===== ENTRIES SUPPLIED =====

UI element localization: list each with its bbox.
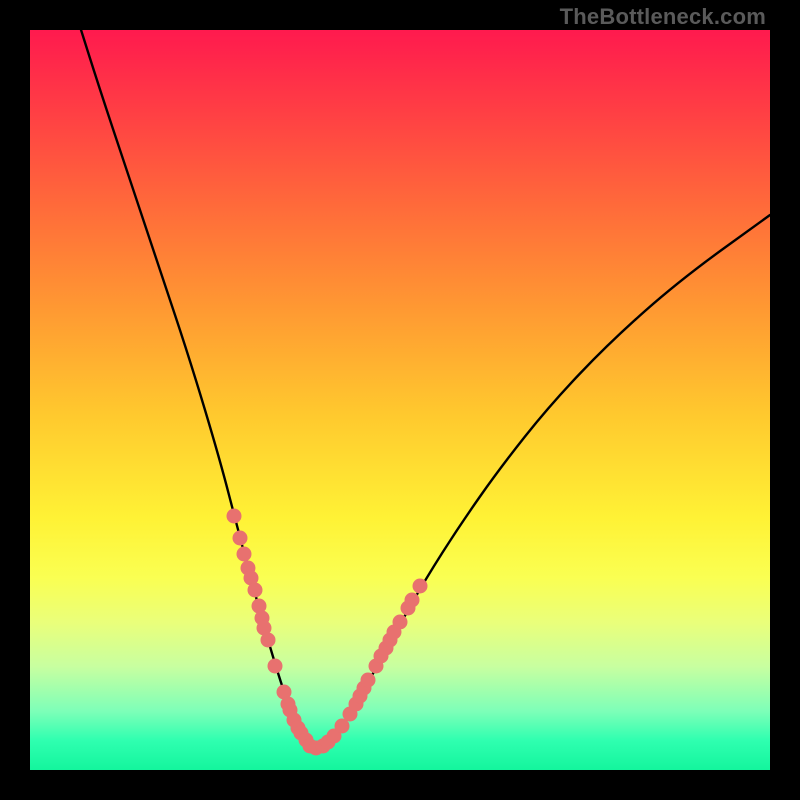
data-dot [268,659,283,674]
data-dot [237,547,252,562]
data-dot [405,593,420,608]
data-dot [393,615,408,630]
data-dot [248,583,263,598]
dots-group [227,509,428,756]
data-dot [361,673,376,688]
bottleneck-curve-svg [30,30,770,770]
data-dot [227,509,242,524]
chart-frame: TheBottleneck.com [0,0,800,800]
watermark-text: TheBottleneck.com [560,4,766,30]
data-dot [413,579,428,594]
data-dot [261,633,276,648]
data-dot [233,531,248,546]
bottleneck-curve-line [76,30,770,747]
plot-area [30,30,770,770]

=====

*TO DO:* Extract every line of the items above that contains the string "TheBottleneck", matching case exactly.

*EXERCISE SOLUTION:*
chart-frame: TheBottleneck.com [0,0,800,800]
watermark-text: TheBottleneck.com [560,4,766,30]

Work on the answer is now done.